• [What to work on]:
Search the listing for the string "Time" and copy every line that contains it.

-- Start of Material --

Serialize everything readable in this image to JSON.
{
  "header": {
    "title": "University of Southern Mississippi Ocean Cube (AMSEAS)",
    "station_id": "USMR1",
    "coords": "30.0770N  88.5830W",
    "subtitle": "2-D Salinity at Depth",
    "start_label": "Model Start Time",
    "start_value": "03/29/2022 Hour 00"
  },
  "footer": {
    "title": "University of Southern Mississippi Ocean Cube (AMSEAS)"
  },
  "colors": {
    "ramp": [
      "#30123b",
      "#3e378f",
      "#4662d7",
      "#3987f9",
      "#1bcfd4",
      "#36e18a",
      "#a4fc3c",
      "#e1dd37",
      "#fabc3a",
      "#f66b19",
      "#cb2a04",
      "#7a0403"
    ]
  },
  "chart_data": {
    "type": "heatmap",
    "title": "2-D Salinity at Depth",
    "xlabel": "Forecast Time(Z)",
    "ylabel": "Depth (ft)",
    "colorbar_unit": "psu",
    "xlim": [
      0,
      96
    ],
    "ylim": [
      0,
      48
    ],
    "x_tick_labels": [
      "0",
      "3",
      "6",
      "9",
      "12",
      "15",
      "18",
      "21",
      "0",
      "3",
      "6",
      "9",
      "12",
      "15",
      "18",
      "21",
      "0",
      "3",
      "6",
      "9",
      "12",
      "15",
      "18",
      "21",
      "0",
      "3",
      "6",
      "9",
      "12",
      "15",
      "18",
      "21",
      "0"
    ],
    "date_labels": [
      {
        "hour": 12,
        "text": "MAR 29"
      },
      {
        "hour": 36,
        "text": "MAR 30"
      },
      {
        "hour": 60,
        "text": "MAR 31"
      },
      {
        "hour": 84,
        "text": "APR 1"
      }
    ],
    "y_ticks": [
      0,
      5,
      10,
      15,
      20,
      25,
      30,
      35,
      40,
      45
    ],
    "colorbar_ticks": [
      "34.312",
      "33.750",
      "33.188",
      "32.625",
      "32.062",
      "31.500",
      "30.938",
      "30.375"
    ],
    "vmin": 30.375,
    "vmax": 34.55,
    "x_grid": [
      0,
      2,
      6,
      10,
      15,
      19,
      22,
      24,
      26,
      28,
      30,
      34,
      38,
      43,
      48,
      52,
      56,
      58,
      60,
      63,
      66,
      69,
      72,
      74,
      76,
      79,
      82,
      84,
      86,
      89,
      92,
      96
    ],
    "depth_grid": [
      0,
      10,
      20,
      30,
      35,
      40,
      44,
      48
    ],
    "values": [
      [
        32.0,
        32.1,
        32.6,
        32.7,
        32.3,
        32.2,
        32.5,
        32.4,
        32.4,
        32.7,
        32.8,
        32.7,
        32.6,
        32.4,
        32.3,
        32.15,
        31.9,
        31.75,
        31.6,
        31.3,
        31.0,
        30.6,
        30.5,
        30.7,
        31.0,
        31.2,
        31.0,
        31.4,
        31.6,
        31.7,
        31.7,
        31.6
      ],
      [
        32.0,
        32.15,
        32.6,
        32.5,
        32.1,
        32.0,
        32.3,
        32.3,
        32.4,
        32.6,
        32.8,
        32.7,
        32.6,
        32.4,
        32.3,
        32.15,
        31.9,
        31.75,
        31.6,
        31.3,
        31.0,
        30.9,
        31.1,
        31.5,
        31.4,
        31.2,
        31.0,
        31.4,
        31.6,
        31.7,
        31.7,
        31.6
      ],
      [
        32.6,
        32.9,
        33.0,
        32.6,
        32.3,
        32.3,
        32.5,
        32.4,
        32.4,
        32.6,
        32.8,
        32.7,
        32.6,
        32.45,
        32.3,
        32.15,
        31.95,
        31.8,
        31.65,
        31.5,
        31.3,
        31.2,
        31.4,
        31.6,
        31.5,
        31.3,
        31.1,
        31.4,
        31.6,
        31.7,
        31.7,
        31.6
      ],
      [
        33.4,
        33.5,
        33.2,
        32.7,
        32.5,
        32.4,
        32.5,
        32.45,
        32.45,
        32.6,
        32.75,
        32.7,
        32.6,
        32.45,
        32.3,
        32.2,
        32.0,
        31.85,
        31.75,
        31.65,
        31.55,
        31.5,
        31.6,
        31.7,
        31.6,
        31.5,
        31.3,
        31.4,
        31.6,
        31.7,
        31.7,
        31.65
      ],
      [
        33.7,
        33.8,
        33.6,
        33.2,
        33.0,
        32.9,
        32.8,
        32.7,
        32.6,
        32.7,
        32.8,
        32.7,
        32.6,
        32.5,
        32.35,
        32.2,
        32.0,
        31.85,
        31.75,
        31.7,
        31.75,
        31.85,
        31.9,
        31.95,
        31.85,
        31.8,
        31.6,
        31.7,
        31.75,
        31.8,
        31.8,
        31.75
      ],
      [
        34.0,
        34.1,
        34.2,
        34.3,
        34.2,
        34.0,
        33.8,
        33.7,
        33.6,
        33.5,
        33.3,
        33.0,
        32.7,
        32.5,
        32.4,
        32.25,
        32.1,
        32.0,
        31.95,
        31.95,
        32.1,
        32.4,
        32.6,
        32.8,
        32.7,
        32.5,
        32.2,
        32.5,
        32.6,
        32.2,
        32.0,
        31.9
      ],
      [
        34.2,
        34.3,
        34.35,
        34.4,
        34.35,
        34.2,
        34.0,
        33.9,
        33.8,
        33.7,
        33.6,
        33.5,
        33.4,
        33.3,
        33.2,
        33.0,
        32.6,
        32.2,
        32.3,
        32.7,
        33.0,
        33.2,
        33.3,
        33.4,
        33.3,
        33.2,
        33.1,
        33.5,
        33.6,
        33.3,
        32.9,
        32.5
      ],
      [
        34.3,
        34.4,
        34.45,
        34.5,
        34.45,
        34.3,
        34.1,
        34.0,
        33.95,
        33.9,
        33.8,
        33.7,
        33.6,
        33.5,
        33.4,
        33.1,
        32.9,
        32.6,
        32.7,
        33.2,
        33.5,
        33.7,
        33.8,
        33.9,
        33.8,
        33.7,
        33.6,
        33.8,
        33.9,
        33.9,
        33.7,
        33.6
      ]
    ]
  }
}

-- End of Material --

• [Response to this exercise]:
    "start_label": "Model Start Time",
    "xlabel": "Forecast Time(Z)",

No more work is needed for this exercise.